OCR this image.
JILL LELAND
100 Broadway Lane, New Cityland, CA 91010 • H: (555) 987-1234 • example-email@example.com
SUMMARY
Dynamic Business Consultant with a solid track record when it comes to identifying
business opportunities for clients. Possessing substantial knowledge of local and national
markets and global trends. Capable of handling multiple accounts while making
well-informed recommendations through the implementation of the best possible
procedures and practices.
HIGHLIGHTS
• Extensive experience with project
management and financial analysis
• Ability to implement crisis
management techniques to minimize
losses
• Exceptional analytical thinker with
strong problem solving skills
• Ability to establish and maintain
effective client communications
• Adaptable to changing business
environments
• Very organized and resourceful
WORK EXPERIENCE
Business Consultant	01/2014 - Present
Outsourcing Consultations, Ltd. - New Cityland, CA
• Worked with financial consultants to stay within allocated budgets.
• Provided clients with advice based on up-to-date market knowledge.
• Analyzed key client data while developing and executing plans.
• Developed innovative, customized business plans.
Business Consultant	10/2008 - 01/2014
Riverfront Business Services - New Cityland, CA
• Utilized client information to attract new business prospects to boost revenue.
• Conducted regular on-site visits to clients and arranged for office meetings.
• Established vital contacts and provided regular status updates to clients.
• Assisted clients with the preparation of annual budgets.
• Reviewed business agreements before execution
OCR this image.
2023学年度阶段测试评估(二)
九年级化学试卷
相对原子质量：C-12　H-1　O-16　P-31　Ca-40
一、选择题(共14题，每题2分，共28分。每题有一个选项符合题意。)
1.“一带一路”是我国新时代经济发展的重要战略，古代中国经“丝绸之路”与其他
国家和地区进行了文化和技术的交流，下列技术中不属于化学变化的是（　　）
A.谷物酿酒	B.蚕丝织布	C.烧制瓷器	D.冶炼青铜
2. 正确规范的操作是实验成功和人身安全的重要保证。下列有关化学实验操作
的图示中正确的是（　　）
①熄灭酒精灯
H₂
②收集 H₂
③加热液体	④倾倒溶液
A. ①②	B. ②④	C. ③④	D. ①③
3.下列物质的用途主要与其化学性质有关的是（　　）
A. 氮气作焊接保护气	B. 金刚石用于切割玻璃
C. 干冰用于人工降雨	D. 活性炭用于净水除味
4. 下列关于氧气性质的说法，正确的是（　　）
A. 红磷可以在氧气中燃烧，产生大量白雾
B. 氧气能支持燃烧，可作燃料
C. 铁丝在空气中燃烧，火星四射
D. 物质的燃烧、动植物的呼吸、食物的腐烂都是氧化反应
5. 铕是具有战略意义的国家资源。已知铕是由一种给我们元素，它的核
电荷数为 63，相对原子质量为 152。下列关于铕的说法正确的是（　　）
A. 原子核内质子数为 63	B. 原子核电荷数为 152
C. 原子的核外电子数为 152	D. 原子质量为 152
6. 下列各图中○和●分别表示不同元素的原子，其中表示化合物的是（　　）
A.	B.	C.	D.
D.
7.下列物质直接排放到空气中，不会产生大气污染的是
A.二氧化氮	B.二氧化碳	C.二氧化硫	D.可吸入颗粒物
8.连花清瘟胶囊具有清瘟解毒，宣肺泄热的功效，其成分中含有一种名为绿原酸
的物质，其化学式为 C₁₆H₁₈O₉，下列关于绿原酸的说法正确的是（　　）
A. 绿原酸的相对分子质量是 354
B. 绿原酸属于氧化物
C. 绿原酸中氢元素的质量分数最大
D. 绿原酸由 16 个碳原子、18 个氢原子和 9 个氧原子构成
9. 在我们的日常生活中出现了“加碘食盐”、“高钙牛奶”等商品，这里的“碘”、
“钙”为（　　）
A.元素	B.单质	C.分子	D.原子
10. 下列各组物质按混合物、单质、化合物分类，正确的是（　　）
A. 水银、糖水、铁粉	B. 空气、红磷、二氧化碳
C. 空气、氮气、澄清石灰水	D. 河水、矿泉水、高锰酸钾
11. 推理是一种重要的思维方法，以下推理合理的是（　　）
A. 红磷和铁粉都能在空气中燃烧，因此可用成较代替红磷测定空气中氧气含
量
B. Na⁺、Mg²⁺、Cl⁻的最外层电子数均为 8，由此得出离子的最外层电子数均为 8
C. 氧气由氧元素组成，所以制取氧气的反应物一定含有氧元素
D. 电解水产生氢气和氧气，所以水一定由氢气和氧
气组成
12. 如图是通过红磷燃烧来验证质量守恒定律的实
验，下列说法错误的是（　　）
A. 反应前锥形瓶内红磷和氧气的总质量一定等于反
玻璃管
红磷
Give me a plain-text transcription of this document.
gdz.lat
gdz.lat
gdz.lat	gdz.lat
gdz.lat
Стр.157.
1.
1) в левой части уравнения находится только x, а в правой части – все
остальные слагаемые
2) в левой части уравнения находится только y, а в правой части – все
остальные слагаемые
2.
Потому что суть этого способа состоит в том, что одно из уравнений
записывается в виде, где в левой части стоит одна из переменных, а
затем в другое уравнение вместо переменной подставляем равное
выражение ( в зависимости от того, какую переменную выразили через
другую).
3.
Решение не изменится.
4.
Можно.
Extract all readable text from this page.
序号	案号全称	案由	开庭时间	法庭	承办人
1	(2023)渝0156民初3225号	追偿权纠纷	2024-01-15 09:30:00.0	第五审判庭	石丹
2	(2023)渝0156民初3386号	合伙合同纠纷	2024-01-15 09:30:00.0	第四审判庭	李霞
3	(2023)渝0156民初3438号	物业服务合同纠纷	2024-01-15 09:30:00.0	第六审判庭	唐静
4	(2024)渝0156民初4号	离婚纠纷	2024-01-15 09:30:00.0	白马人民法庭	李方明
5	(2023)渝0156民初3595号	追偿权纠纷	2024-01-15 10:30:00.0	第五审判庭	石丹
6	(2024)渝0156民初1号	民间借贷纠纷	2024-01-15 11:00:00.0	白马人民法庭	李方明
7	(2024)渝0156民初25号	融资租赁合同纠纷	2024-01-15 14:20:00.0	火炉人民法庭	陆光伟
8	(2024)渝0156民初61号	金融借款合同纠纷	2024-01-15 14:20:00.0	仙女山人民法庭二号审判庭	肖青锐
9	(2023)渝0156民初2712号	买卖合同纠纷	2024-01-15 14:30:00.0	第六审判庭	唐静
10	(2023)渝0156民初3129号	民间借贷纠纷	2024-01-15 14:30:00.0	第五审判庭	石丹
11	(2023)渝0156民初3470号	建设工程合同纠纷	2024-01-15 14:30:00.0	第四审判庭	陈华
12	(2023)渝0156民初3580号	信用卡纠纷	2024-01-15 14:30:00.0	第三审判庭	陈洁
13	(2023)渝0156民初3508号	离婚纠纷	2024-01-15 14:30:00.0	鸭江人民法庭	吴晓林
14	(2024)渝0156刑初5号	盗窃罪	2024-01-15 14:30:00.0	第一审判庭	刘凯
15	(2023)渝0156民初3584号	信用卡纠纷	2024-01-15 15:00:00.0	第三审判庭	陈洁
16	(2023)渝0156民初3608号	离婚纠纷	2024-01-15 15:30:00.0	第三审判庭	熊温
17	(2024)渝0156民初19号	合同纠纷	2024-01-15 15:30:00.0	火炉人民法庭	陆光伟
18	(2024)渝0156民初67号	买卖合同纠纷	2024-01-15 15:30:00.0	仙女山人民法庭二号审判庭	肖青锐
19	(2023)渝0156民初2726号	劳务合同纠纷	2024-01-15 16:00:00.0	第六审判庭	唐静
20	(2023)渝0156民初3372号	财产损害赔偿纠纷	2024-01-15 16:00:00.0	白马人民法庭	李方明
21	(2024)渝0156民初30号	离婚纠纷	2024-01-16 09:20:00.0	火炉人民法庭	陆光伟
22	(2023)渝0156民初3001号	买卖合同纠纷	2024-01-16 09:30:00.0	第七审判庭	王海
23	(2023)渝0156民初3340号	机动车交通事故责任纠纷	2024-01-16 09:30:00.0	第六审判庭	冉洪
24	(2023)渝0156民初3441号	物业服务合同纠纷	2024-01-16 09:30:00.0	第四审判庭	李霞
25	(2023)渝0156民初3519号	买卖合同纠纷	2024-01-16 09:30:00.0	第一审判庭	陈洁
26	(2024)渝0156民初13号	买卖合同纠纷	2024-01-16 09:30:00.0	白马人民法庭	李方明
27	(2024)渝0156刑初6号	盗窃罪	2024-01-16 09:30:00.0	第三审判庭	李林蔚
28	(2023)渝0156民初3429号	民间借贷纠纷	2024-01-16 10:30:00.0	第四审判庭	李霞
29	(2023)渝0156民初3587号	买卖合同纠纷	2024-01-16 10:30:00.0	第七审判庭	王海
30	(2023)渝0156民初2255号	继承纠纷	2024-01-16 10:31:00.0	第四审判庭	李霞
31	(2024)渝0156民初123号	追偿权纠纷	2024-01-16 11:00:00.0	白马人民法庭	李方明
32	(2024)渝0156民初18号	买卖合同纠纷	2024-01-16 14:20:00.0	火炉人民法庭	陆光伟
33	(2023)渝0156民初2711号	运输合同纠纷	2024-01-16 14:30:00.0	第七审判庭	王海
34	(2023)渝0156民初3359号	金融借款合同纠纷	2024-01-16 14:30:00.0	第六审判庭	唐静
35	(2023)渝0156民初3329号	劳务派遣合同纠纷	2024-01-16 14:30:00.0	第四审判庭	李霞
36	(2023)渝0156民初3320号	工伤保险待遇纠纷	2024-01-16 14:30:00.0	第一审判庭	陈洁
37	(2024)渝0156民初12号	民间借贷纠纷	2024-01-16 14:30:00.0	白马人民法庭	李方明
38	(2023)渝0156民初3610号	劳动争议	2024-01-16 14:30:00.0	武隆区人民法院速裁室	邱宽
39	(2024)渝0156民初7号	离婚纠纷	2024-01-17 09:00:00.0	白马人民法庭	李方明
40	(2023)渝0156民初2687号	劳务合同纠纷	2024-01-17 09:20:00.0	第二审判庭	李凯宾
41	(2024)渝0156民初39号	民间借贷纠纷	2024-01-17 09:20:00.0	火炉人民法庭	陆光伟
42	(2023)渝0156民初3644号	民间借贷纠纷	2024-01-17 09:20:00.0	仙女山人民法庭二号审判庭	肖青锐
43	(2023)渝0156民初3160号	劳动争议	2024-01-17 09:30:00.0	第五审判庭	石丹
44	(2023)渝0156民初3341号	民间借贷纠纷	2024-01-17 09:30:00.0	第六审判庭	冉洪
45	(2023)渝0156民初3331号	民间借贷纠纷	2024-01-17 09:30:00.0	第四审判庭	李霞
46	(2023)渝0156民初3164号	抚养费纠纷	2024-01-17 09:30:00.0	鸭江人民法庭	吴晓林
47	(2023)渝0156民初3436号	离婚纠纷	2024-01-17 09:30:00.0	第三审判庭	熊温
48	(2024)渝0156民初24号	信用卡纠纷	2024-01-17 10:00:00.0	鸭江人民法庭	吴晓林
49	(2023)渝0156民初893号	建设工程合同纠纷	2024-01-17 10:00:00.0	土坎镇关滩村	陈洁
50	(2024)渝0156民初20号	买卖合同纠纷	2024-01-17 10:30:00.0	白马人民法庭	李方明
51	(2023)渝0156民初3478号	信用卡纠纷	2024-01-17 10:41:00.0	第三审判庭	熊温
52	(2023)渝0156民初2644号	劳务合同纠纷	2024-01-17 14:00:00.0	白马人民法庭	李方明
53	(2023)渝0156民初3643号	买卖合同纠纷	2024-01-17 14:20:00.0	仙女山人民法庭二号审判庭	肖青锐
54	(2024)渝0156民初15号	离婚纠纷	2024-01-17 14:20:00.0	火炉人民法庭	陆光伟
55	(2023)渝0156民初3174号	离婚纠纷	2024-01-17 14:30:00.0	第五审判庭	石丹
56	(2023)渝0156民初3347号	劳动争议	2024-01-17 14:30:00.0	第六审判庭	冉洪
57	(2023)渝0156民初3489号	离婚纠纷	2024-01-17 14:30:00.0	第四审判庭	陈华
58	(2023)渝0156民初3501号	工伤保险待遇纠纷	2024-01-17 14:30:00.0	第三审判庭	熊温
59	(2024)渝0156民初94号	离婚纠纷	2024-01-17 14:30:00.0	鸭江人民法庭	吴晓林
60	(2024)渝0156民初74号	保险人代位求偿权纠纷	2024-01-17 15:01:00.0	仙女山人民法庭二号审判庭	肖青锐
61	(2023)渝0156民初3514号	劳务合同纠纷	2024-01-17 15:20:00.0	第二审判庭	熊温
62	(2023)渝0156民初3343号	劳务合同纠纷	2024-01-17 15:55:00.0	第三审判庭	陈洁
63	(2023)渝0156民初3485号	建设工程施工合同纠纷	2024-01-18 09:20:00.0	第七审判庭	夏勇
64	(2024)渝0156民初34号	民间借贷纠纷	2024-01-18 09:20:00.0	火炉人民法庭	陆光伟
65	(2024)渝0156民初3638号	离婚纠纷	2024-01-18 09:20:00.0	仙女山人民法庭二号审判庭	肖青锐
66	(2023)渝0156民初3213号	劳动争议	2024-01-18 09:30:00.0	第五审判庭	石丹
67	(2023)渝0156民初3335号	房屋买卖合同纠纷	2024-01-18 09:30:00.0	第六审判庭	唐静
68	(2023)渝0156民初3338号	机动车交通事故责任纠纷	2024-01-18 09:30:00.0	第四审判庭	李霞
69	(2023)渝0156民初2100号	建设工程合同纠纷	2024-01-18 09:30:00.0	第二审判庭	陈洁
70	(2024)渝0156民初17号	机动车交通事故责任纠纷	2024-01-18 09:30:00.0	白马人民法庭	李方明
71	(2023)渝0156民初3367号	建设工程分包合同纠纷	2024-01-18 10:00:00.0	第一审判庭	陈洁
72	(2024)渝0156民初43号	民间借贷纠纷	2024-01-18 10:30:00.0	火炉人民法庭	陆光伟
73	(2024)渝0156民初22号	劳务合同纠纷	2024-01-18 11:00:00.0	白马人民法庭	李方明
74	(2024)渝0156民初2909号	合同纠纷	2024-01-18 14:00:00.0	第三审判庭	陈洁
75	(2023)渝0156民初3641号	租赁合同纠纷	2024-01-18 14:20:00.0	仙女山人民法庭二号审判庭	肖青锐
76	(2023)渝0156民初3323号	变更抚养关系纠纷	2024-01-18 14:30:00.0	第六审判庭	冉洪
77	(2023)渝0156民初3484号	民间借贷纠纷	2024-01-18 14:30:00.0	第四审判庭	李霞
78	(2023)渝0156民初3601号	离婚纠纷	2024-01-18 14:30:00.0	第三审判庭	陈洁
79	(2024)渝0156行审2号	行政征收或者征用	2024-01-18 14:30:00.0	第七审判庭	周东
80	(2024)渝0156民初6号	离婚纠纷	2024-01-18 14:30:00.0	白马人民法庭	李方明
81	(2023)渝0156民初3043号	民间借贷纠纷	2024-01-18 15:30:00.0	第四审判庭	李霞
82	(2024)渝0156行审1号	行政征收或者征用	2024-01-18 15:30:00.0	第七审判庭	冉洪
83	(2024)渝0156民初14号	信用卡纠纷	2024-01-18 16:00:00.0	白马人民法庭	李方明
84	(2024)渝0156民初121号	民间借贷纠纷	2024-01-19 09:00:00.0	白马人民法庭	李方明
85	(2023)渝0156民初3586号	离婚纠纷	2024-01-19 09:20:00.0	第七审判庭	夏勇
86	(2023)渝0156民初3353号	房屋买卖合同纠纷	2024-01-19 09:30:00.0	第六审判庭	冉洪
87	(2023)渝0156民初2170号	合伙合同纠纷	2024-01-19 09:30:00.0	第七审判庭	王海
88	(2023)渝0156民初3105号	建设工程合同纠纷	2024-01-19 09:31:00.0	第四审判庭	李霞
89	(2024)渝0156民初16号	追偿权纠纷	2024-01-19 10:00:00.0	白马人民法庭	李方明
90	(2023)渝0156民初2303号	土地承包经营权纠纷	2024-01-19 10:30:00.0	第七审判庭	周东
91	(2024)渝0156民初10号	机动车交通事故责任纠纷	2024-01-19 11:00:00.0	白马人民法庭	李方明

§ Job
Find all the lines containing "追偿权纠纷" in the material, then copy them.

§ Written response
1	(2023)渝0156民初3225号	追偿权纠纷	2024-01-15 09:30:00.0	第五审判庭	石丹
5	(2023)渝0156民初3595号	追偿权纠纷	2024-01-15 10:30:00.0	第五审判庭	石丹
31	(2024)渝0156民初123号	追偿权纠纷	2024-01-16 11:00:00.0	白马人民法庭	李方明
89	(2024)渝0156民初16号	追偿权纠纷	2024-01-19 10:00:00.0	白马人民法庭	李方明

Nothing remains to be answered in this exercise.